[Provided entries]:

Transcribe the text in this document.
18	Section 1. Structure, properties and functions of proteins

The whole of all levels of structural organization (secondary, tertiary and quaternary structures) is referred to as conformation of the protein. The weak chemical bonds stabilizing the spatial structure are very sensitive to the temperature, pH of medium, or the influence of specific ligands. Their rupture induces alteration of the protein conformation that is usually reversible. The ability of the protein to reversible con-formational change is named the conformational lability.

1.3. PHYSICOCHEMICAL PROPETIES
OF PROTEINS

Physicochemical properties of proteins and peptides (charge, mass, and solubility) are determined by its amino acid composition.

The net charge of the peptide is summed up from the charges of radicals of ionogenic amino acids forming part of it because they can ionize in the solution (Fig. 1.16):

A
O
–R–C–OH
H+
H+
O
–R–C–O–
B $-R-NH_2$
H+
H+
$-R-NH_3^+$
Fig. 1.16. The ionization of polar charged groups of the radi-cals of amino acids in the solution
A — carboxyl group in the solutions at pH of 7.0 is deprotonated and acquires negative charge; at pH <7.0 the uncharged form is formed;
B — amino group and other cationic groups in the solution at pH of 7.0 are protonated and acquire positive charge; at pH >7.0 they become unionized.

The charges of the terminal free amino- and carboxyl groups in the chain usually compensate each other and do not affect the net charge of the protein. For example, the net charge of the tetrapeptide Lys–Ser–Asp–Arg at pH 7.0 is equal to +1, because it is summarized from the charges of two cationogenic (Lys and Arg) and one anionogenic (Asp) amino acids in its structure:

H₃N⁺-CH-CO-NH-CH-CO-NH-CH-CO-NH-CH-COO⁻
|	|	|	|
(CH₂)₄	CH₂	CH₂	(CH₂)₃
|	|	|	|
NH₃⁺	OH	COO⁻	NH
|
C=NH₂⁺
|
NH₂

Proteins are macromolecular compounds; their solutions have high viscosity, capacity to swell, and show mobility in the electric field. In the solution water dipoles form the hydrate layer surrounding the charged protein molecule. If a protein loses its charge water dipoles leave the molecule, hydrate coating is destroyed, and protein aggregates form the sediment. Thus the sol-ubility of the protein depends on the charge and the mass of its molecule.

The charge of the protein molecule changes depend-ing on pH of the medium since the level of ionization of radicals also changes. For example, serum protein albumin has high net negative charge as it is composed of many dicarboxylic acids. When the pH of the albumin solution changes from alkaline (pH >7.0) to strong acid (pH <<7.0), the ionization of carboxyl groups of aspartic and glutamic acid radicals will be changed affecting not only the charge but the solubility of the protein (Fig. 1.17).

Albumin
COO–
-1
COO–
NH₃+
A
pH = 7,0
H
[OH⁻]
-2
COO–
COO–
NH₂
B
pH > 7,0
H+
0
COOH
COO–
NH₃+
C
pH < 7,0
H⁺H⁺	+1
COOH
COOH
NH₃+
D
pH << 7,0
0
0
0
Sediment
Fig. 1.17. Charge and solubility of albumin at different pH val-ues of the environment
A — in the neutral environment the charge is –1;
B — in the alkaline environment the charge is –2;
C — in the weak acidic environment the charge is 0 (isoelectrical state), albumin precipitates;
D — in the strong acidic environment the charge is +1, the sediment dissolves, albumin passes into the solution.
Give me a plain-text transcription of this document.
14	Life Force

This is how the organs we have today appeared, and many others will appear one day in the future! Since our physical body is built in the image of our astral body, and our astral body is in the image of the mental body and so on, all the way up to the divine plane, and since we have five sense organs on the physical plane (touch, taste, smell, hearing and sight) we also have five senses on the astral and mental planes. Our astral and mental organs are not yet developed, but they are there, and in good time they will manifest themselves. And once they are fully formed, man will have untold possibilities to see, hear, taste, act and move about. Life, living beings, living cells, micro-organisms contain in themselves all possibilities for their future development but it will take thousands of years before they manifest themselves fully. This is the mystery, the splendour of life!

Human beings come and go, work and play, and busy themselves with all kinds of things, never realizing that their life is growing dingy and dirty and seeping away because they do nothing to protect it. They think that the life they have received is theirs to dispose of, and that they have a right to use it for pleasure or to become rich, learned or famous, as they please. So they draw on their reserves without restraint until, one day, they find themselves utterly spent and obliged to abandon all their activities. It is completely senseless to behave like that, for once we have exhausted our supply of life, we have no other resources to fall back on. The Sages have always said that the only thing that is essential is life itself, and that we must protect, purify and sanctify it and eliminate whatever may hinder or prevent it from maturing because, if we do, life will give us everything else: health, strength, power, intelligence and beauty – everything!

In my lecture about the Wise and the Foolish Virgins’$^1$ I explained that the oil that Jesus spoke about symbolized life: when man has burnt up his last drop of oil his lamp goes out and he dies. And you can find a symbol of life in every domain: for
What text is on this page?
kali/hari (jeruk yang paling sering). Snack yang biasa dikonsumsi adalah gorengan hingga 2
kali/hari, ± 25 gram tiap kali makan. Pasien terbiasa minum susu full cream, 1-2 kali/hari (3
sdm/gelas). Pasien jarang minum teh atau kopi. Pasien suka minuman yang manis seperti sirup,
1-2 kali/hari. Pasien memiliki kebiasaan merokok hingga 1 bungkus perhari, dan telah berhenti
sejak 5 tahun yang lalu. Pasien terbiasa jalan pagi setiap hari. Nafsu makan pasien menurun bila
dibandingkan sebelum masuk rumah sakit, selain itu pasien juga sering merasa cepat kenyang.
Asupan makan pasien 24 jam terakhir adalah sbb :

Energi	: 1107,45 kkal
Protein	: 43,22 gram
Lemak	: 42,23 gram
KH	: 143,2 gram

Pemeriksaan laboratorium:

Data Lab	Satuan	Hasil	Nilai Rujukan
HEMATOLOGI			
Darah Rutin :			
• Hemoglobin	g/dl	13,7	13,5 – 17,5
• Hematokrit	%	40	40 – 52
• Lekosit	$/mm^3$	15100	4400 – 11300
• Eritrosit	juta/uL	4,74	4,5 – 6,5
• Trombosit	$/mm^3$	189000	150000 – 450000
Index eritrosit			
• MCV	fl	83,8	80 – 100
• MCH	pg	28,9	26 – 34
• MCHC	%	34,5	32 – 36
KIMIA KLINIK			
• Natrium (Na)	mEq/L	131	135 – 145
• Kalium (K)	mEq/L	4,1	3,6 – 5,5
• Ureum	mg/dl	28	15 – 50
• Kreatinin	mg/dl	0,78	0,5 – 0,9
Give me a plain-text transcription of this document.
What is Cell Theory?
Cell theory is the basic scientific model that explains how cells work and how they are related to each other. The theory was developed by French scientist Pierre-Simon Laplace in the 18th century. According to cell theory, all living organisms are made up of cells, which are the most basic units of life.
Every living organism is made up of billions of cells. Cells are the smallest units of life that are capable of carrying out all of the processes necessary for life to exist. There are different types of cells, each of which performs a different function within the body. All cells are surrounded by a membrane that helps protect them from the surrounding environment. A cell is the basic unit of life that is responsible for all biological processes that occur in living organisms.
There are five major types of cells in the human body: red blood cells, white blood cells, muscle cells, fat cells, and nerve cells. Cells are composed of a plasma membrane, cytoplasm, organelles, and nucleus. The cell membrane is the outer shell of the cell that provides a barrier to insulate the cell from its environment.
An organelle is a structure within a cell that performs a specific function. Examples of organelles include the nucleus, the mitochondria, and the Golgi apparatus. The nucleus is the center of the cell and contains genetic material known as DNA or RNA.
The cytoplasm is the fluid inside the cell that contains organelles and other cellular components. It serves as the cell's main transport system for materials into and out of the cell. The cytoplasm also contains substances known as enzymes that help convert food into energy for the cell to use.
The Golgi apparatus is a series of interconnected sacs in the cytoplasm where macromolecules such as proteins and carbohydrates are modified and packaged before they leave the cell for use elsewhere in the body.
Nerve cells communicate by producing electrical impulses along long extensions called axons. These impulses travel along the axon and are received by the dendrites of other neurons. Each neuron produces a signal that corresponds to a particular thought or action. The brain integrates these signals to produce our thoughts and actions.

[Instructions to follow]: Check every line above for the word "ionization" and copy those that have it.

[Solution]:
Fig. 1.16. The ionization of polar charged groups of the radi-cals of amino acids in the solution
The charge of the protein molecule changes depend-ing on pH of the medium since the level of ionization of radicals also changes. For example, serum protein albumin has high net negative charge as it is composed of many dicarboxylic acids. When the pH of the albumin solution changes from alkaline (pH >7.0) to strong acid (pH <<7.0), the ionization of carboxyl groups of aspartic and glutamic acid radicals will be changed affecting not only the charge but the solubility of the protein (Fig. 1.17).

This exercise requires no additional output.